* BEGIN INPUT DATA *

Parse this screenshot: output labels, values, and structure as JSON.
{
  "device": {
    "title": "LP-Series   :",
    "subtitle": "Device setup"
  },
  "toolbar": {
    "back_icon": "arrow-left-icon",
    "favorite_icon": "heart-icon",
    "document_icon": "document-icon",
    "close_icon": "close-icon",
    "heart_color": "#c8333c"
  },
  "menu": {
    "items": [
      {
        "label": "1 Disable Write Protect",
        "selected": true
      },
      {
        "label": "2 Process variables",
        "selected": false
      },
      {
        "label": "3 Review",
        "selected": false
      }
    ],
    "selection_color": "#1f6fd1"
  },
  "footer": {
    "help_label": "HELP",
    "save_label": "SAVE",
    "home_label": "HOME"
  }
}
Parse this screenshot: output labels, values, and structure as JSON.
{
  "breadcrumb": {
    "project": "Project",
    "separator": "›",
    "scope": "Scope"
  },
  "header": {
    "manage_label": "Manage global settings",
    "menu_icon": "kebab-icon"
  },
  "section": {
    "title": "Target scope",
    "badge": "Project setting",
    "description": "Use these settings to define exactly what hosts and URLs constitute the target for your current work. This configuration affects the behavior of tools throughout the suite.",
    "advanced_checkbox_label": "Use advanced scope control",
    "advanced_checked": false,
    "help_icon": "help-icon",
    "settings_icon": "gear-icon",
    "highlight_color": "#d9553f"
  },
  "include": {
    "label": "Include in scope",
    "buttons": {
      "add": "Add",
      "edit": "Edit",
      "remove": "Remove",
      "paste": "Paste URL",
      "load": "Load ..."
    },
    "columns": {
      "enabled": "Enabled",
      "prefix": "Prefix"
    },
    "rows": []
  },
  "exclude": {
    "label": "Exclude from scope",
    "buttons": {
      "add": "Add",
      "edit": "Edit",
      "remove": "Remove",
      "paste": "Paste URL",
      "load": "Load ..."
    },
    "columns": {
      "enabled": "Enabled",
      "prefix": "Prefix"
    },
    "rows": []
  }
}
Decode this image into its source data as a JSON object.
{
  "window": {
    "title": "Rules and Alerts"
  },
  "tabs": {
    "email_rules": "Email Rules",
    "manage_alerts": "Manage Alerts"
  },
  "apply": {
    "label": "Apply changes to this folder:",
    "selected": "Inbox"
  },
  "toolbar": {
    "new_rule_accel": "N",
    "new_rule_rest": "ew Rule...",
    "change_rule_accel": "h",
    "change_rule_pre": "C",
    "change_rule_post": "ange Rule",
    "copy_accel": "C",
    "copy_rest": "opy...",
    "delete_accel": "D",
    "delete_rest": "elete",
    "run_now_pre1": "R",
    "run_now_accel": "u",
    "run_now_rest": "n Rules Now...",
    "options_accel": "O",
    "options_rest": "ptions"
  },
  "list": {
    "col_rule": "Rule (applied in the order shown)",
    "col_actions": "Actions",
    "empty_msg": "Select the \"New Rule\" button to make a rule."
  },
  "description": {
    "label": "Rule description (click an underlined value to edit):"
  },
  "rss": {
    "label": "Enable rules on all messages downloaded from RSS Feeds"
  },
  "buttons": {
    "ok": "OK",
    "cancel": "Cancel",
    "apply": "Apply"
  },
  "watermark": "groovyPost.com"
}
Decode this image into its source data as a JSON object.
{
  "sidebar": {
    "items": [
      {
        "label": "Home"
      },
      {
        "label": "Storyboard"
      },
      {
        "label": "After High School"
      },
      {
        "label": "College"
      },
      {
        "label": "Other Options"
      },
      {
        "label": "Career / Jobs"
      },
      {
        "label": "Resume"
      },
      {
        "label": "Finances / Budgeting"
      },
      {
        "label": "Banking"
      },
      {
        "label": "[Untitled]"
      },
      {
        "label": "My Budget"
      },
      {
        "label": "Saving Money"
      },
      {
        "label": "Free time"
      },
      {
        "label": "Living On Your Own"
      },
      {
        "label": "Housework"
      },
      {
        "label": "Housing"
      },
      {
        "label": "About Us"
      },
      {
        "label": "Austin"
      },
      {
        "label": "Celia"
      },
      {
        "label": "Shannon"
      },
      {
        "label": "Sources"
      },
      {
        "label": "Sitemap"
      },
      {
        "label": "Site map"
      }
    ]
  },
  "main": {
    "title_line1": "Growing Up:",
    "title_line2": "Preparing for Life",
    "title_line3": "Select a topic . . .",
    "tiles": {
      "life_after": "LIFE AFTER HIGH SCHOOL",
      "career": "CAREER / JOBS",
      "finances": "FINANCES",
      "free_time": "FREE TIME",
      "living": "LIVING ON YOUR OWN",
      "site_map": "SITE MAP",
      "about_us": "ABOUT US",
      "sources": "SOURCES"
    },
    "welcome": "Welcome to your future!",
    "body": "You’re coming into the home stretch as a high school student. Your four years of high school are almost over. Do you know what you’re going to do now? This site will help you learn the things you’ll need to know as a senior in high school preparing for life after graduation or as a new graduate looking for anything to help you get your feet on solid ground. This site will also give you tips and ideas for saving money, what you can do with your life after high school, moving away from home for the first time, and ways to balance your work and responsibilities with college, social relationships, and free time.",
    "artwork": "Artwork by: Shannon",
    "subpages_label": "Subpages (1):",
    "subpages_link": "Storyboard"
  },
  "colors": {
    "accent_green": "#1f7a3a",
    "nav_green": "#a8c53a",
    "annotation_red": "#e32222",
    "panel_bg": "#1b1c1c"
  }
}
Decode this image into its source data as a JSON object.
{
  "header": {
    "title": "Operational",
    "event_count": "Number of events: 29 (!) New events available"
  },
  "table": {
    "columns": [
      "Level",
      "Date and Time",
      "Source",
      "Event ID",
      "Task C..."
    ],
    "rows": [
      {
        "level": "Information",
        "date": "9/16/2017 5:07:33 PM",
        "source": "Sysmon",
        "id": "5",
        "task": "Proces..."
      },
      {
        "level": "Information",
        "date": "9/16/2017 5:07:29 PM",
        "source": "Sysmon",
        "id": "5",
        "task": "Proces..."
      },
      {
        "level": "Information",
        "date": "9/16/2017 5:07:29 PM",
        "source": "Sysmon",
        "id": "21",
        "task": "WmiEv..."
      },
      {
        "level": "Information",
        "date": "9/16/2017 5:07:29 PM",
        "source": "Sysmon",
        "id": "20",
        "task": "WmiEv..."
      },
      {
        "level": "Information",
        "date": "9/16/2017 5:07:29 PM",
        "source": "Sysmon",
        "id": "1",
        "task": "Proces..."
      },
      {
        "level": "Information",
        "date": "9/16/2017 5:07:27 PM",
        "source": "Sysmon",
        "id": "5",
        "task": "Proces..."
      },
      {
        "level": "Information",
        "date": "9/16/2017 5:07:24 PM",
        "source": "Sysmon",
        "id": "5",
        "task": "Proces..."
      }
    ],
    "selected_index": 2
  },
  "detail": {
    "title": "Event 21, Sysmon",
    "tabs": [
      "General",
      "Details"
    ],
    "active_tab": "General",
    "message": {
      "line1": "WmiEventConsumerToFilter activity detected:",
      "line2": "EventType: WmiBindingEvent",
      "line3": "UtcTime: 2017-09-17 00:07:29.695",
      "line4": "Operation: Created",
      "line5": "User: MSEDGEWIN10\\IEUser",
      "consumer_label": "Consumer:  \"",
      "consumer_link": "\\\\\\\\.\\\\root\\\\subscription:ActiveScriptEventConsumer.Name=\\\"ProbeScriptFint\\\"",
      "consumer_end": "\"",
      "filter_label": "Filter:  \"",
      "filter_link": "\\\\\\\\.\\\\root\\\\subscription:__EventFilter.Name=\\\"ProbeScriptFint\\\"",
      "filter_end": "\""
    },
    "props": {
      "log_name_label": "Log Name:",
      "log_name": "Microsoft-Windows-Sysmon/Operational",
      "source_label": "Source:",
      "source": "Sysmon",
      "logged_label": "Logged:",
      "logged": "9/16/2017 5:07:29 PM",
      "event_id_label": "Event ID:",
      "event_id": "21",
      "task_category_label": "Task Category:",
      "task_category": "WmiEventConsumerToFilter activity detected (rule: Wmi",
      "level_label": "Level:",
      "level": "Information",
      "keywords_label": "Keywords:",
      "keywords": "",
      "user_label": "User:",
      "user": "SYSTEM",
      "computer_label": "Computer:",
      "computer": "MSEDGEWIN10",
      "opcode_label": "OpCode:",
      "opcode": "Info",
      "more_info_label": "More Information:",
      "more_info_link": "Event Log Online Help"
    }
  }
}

* END INPUT DATA *

EXERCISE TASK: Extract each line from the entries above that contains the string "scope".

REPLY:
    "scope": "Scope"
    "title": "Target scope",
    "advanced_checkbox_label": "Use advanced scope control",
    "label": "Include in scope",
    "label": "Exclude from scope",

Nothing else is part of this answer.